Retype the rows below without changes, beginning at the line that contains "Patent image size: (586, 627)." and ending after the line that contains "The imaginary curved line L922 is".
─── MATERIAL PROVIDED ───
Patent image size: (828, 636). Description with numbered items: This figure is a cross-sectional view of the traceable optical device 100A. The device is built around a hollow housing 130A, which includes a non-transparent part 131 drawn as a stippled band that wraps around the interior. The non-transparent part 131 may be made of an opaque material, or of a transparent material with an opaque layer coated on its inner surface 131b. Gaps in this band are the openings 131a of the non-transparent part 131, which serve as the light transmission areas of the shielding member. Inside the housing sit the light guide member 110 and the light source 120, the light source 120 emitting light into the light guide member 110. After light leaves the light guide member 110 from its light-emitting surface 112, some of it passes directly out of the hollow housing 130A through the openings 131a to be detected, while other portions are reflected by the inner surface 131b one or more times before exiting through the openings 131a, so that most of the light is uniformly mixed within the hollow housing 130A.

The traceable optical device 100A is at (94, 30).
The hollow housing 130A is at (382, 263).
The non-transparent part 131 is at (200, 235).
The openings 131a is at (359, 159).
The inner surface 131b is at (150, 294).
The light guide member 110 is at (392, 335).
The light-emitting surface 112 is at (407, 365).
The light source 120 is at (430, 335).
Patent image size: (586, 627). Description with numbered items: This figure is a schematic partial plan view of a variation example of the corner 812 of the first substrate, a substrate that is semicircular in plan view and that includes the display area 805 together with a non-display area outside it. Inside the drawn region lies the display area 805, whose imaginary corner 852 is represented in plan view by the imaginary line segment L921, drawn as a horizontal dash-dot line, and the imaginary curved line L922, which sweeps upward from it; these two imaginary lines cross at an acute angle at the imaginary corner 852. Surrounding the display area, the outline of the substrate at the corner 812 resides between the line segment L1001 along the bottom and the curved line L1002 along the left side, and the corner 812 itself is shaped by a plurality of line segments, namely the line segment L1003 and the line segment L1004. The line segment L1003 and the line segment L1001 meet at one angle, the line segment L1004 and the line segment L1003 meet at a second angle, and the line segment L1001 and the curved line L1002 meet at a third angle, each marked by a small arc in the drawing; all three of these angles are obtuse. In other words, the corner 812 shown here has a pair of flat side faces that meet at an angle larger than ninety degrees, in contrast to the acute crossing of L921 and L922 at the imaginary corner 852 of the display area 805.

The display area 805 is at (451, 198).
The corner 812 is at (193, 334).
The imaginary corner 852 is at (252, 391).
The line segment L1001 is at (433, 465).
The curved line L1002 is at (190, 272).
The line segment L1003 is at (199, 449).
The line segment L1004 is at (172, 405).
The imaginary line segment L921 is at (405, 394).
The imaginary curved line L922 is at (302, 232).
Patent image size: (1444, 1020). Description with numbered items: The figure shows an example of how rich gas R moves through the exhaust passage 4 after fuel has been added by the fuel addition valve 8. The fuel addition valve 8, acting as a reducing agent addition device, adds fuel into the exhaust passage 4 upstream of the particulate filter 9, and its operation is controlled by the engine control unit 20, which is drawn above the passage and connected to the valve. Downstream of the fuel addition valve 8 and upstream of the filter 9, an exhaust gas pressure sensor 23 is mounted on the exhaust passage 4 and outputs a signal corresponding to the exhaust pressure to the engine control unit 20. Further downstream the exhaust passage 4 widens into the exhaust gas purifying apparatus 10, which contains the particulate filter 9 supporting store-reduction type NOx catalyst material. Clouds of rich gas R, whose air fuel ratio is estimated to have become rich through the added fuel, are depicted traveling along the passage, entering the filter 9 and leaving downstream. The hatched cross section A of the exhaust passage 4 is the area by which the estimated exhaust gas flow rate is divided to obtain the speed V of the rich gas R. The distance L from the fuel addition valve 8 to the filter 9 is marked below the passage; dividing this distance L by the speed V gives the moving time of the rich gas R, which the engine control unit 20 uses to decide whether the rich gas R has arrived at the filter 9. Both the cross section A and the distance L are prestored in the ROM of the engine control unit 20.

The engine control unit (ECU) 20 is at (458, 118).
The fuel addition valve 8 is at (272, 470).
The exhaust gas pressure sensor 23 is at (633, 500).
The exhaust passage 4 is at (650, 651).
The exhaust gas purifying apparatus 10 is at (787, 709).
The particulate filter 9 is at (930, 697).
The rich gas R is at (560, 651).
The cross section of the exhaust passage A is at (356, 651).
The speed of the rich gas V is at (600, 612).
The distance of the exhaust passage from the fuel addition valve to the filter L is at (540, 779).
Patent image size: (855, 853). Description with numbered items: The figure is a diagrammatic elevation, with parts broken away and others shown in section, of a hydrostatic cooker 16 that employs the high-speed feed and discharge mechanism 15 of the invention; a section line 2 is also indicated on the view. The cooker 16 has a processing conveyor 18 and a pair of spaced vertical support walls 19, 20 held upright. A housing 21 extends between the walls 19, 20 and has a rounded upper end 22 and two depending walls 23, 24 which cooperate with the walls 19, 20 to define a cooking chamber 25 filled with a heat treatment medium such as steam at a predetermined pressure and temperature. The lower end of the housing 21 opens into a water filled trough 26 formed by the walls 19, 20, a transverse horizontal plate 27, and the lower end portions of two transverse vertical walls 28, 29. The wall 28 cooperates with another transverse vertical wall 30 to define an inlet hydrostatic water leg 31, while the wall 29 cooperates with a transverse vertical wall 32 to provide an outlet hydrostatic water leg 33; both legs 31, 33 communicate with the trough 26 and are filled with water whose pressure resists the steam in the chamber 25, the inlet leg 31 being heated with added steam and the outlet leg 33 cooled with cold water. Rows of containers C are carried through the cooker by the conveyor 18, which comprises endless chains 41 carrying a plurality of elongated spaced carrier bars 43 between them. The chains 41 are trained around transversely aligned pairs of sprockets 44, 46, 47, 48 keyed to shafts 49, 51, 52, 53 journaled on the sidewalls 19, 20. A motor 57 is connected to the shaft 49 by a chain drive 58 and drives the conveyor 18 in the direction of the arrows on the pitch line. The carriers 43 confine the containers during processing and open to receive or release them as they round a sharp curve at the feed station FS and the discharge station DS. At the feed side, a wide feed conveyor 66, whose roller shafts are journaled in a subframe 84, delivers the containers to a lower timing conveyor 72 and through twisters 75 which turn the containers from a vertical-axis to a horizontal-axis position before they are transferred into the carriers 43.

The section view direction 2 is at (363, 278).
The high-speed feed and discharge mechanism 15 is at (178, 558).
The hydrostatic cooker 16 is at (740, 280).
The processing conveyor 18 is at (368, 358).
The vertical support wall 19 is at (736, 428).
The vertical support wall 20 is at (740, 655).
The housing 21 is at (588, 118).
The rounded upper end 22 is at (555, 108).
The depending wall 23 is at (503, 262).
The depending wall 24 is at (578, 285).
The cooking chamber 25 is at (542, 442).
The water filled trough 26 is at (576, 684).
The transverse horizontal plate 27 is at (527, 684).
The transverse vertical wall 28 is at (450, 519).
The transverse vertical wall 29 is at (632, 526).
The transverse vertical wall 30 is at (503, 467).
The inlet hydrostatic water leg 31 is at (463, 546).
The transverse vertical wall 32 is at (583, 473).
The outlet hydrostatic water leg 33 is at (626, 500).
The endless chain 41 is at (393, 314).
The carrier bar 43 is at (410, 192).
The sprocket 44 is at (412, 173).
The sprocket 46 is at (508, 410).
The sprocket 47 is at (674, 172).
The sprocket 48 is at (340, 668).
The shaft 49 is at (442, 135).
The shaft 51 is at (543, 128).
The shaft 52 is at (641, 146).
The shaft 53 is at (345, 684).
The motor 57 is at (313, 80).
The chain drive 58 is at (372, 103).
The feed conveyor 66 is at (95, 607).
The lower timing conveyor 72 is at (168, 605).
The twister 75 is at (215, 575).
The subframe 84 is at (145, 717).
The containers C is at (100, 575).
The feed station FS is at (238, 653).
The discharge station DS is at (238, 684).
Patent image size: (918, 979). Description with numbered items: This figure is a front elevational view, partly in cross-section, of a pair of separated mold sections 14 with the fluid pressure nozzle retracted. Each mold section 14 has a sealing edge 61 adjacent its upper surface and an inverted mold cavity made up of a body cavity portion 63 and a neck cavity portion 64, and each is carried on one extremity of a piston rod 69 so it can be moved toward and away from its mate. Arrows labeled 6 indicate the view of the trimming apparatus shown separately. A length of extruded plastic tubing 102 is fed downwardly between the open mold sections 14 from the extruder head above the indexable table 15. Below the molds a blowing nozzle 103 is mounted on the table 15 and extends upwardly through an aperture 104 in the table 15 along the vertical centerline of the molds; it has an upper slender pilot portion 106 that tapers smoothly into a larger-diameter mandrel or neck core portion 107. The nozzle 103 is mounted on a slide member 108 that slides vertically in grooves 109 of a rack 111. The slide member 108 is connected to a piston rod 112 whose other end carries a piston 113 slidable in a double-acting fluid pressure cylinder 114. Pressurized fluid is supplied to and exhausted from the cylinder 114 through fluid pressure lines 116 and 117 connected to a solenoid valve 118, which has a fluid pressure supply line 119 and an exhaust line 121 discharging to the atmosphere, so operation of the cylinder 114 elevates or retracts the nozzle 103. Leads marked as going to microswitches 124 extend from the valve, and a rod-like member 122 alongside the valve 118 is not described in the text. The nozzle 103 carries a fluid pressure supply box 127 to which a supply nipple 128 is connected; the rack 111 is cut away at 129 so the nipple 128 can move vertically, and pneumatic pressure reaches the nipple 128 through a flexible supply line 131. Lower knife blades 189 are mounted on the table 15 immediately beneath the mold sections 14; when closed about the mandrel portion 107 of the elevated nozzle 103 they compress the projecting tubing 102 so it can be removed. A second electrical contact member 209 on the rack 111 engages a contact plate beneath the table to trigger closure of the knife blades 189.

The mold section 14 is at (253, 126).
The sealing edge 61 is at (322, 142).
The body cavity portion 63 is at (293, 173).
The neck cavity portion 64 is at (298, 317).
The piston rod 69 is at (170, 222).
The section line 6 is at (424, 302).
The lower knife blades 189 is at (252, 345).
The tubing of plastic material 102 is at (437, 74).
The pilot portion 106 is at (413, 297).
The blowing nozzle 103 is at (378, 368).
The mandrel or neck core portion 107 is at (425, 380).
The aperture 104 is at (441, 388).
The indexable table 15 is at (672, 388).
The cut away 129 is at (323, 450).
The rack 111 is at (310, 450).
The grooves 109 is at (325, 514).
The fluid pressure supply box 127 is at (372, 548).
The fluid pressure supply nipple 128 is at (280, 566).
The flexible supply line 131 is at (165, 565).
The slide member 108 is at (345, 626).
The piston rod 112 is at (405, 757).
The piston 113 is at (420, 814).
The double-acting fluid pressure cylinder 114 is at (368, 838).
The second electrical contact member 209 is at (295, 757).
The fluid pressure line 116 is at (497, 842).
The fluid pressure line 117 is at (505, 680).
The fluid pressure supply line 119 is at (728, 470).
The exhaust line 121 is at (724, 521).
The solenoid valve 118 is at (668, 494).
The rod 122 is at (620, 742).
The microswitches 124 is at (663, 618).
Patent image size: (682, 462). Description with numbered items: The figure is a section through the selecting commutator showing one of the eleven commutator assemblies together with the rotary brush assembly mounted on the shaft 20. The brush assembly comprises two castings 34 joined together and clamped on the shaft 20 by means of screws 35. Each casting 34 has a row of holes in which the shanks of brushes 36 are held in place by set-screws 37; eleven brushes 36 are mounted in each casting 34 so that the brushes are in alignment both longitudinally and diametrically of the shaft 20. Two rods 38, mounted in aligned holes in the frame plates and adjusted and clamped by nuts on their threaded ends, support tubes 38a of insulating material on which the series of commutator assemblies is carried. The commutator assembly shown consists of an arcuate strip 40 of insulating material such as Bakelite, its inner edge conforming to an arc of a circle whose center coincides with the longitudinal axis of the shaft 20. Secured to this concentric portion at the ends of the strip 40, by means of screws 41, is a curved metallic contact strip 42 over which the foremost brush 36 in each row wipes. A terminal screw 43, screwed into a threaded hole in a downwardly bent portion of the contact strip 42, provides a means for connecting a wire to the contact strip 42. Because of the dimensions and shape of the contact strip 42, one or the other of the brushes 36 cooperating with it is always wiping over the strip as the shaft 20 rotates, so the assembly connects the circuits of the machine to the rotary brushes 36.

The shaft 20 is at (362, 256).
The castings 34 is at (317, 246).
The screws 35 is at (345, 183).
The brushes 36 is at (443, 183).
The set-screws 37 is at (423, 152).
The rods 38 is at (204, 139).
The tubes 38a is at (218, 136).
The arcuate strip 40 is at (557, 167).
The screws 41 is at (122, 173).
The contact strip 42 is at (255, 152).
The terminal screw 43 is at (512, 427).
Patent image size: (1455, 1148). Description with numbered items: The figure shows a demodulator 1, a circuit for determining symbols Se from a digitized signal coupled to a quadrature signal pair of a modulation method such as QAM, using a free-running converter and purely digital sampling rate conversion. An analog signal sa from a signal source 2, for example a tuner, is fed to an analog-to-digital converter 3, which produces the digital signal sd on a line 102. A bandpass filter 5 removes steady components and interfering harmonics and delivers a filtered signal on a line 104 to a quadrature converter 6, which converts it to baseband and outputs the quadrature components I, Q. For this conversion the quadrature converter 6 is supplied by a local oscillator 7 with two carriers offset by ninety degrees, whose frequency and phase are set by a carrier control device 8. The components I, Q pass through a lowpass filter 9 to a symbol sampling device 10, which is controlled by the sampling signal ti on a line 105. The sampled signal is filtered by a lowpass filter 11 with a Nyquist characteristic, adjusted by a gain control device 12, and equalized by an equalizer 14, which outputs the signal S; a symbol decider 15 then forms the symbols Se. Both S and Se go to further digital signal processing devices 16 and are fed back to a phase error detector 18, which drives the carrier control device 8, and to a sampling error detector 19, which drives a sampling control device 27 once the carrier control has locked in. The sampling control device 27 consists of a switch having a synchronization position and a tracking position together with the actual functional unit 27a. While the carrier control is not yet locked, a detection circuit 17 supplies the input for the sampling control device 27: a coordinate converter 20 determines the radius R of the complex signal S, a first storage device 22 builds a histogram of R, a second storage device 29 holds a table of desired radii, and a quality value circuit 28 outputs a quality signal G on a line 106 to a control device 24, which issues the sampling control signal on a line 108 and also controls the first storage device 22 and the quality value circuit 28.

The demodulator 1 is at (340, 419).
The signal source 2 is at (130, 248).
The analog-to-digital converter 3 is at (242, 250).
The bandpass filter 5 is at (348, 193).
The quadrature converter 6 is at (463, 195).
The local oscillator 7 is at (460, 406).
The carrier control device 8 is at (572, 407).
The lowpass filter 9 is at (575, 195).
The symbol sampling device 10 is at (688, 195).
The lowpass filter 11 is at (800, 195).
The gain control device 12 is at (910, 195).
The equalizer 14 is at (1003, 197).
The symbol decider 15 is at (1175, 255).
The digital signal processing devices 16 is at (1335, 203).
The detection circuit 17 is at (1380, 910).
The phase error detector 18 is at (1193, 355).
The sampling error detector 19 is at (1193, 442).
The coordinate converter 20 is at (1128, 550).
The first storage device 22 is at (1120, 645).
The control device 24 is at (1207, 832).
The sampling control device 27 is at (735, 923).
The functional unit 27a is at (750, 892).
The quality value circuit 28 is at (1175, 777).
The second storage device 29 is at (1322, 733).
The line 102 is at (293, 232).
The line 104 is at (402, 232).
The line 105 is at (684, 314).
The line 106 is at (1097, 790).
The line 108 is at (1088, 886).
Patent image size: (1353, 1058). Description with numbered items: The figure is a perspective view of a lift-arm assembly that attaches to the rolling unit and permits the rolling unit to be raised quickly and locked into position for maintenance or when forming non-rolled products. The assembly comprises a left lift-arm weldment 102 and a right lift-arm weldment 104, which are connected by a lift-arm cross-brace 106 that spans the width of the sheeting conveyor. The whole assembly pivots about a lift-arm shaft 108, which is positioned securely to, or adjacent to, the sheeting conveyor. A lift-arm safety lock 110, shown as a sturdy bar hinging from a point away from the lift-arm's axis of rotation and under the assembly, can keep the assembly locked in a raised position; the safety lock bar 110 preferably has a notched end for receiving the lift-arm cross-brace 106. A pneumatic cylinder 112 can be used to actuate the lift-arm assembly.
───
*EXERCISE RESPONSE*:
Patent image size: (586, 627). Description with numbered items: This figure is a schematic partial plan view of a variation example of the corner 812 of the first substrate, a substrate that is semicircular in plan view and that includes the display area 805 together with a non-display area outside it. Inside the drawn region lies the display area 805, whose imaginary corner 852 is represented in plan view by the imaginary line segment L921, drawn as a horizontal dash-dot line, and the imaginary curved line L922, which sweeps upward from it; these two imaginary lines cross at an acute angle at the imaginary corner 852. Surrounding the display area, the outline of the substrate at the corner 812 resides between the line segment L1001 along the bottom and the curved line L1002 along the left side, and the corner 812 itself is shaped by a plurality of line segments, namely the line segment L1003 and the line segment L1004. The line segment L1003 and the line segment L1001 meet at one angle, the line segment L1004 and the line segment L1003 meet at a second angle, and the line segment L1001 and the curved line L1002 meet at a third angle, each marked by a small arc in the drawing; all three of these angles are obtuse. In other words, the corner 812 shown here has a pair of flat side faces that meet at an angle larger than ninety degrees, in contrast to the acute crossing of L921 and L922 at the imaginary corner 852 of the display area 805.

The display area 805 is at (451, 198).
The corner 812 is at (193, 334).
The imaginary corner 852 is at (252, 391).
The line segment L1001 is at (433, 465).
The curved line L1002 is at (190, 272).
The line segment L1003 is at (199, 449).
The line segment L1004 is at (172, 405).
The imaginary line segment L921 is at (405, 394).
The imaginary curved line L922 is at (302, 232).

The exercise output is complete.